- WHAT TO DO: Every line below that contains "mesi" is to be copied.

-- Start of DATASET ROWS --

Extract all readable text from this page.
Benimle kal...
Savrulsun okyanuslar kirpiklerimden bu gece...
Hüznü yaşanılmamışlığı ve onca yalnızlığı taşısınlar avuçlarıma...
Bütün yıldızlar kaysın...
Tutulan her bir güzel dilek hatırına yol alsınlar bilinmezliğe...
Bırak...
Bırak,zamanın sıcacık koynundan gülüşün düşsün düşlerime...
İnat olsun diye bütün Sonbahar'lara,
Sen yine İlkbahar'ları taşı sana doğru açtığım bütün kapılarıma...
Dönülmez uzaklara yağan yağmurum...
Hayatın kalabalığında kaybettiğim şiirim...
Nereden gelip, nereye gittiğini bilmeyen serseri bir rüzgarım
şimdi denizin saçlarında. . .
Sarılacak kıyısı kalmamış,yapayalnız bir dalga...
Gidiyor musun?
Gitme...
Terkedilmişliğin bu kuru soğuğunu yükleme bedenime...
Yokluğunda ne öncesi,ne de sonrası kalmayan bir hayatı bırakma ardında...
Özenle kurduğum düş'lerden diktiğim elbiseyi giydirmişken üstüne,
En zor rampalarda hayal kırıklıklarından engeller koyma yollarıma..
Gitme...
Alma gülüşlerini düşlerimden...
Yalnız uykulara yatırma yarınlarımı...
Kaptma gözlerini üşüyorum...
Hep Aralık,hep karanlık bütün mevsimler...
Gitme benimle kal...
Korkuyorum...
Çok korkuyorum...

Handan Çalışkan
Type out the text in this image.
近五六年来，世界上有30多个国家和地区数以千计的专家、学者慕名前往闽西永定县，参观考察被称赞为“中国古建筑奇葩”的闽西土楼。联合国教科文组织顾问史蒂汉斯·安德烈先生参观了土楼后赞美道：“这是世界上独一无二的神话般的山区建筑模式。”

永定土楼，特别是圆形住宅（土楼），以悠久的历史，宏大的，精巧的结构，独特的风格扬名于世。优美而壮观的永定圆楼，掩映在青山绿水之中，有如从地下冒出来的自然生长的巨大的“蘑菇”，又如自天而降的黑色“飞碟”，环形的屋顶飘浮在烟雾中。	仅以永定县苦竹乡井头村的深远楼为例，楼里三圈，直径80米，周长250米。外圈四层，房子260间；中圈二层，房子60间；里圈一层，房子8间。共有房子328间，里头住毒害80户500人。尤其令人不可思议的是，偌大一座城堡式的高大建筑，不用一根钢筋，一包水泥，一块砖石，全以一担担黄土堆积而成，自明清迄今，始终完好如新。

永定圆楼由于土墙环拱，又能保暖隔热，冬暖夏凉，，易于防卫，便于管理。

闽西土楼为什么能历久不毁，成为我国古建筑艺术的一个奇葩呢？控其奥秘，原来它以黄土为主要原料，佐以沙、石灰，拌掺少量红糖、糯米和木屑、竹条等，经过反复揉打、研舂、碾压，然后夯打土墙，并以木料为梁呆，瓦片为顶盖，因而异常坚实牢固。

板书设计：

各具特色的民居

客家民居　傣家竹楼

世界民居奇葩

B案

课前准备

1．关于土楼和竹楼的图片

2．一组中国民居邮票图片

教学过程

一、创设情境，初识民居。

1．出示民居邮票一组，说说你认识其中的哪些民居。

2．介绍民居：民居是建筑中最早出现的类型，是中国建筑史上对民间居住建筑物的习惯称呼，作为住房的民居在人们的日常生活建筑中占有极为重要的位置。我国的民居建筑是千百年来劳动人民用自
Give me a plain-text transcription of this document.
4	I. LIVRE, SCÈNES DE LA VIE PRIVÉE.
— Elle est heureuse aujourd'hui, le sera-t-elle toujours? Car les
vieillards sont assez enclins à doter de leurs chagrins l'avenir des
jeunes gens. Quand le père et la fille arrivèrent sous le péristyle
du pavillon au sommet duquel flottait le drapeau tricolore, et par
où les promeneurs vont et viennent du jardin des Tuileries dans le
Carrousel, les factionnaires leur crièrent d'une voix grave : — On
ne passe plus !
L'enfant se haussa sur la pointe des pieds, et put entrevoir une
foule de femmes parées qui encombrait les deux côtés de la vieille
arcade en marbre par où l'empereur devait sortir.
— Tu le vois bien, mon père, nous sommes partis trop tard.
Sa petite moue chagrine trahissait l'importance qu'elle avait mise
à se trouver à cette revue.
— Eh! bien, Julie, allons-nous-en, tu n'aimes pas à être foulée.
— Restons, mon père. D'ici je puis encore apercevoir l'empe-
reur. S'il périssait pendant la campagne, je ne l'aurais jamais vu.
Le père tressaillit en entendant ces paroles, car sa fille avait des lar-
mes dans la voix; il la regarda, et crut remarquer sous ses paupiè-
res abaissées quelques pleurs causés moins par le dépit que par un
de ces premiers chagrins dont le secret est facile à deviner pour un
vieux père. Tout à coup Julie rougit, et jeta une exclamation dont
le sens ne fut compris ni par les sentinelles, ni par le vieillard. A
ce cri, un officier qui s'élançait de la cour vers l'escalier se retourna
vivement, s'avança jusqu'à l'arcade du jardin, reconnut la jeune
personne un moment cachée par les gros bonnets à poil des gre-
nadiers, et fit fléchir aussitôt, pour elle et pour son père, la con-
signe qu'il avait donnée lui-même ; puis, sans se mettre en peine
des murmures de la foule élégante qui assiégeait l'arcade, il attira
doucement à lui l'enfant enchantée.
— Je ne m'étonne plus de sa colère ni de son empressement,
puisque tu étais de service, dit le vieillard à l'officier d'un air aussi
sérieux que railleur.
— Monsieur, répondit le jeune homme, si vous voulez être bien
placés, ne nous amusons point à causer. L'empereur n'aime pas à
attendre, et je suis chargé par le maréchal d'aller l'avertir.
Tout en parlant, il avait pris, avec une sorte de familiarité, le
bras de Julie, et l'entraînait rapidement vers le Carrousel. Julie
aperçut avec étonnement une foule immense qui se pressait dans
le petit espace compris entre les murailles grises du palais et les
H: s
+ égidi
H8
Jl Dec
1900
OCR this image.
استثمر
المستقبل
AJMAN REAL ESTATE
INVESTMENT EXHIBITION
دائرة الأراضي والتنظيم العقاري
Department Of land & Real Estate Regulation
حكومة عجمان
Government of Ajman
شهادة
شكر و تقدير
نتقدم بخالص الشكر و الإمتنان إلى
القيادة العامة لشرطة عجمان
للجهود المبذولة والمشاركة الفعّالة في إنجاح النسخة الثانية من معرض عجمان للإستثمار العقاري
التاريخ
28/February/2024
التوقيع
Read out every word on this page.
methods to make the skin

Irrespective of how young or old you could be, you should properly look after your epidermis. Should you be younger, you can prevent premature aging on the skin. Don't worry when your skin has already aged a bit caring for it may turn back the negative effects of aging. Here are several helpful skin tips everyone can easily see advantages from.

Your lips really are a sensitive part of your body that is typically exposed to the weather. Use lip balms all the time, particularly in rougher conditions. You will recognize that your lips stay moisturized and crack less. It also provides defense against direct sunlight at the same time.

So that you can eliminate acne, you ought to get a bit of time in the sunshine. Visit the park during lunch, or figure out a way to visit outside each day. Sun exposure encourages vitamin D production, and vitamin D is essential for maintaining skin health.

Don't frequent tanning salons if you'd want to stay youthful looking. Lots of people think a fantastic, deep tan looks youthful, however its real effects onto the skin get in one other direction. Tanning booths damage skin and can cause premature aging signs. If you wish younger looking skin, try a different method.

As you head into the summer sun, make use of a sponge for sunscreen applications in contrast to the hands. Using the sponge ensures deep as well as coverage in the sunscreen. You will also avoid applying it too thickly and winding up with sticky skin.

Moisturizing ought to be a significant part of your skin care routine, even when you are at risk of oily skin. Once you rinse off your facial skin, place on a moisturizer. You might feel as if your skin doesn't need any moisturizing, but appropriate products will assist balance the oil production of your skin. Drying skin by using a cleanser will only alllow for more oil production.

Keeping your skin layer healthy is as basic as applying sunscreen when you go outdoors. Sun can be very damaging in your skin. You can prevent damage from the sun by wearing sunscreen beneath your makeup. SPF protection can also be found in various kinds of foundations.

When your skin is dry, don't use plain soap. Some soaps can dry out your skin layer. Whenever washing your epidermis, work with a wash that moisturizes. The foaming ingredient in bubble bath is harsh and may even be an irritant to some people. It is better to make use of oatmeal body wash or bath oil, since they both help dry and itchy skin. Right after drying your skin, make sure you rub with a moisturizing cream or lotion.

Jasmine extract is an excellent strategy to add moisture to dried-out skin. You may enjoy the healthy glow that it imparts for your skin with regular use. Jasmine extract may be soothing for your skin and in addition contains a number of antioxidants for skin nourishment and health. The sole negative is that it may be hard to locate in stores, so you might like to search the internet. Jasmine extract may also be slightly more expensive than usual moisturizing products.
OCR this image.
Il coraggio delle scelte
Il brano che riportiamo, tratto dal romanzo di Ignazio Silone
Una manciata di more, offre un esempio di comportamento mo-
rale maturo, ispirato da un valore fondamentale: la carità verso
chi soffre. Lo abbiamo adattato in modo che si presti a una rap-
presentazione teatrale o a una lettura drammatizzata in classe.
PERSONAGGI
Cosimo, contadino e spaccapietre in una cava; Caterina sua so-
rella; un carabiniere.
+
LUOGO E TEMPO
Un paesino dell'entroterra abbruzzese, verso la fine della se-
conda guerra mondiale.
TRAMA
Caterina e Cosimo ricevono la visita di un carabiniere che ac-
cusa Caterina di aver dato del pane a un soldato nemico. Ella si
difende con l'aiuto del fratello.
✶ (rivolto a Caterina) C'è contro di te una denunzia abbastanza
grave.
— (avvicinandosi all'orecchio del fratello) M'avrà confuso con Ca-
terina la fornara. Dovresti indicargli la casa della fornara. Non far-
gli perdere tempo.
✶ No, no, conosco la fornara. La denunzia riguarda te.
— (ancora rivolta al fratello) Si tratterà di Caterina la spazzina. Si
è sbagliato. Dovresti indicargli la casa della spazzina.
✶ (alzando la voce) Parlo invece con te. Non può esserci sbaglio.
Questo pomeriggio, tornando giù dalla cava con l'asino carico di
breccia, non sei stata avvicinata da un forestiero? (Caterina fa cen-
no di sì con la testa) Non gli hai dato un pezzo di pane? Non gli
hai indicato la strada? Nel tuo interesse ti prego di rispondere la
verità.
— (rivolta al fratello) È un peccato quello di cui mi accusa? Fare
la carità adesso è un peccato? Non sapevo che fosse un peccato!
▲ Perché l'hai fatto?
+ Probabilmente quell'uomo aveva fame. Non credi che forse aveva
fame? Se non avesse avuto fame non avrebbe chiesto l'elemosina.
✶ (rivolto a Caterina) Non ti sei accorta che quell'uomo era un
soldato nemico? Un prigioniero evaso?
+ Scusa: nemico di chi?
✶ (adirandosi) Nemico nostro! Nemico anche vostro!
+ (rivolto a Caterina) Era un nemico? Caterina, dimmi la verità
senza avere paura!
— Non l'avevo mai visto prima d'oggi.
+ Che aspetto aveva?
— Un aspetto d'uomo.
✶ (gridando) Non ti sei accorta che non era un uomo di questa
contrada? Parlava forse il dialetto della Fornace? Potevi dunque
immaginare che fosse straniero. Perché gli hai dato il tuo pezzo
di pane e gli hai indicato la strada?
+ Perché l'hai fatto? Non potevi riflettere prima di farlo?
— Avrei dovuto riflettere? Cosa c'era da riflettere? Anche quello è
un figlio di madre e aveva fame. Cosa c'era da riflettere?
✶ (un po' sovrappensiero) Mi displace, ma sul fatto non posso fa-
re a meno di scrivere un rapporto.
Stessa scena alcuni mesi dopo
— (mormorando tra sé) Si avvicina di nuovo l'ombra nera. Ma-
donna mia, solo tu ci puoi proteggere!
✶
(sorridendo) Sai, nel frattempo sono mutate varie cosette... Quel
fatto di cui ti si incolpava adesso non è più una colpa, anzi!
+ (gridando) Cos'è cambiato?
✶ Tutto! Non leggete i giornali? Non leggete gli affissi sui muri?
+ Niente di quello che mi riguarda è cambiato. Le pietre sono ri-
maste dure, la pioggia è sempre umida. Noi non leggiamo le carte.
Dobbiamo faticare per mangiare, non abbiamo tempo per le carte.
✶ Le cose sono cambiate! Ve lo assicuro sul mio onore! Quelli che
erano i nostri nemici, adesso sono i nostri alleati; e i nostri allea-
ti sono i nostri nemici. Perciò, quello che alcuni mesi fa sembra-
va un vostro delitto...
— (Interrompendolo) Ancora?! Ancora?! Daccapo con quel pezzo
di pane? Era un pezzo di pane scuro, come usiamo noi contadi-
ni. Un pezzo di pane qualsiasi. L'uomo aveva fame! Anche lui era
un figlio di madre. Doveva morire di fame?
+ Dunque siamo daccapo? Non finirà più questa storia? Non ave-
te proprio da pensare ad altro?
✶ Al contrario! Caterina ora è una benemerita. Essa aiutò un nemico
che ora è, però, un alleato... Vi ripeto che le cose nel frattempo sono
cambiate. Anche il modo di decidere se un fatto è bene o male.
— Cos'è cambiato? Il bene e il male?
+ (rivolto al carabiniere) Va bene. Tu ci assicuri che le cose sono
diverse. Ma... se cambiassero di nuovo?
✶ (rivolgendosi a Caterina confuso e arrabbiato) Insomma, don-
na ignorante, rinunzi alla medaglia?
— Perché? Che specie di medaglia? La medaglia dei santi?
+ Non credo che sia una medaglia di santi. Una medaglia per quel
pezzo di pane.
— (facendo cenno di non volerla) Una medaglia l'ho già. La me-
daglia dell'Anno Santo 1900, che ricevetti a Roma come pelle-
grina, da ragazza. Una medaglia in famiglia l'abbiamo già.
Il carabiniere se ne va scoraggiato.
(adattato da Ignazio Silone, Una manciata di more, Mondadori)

-- End of DATASET ROWS --

- RESPONSE:
Stessa scena alcuni mesi dopo
ti sono i nostri nemici. Perciò, quello che alcuni mesi fa sembra-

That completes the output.